[BEGIN INFORMATION SHOWN]

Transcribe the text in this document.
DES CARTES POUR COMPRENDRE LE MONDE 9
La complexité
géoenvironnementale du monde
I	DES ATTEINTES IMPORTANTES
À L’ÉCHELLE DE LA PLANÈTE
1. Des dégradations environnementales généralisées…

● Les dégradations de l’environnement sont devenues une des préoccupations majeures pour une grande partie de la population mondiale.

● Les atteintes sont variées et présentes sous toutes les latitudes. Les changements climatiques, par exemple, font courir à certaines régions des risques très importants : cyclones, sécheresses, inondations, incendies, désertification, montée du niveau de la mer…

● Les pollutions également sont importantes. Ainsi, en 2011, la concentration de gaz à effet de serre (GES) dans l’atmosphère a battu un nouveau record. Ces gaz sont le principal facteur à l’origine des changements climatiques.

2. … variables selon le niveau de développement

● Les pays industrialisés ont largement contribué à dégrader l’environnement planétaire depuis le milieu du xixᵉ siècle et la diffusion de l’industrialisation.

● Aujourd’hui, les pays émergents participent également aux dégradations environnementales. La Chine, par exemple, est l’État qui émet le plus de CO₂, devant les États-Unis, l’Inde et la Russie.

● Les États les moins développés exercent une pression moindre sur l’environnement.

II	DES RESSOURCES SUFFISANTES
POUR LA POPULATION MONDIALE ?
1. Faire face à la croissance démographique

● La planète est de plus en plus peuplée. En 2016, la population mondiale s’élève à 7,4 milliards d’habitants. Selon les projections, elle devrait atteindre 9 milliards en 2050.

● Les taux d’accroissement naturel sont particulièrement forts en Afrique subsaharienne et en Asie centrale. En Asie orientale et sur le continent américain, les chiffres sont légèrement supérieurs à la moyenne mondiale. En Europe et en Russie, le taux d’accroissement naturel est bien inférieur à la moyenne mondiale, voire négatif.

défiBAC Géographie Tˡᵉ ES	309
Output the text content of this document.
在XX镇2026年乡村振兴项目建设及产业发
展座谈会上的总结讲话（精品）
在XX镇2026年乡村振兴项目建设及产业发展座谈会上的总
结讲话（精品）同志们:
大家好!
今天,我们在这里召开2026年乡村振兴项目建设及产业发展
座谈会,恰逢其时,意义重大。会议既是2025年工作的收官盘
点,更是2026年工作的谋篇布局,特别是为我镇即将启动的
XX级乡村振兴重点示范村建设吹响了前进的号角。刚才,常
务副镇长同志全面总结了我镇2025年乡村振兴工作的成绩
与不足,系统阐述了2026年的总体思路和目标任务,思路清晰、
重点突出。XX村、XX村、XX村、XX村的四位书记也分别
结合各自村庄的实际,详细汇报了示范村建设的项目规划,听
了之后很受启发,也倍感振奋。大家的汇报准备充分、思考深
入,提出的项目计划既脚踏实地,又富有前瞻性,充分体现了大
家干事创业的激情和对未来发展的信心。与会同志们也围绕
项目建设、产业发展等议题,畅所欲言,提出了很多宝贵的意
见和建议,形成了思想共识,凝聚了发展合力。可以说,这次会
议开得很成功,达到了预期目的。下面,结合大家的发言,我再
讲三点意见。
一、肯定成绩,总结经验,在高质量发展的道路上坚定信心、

[END INFORMATION SHOWN]

> [TO BE DONE]:
Within the records, how many lines include "États"? The answer is the number and nothing else.

> [RESULT FOR THIS TASK]:
2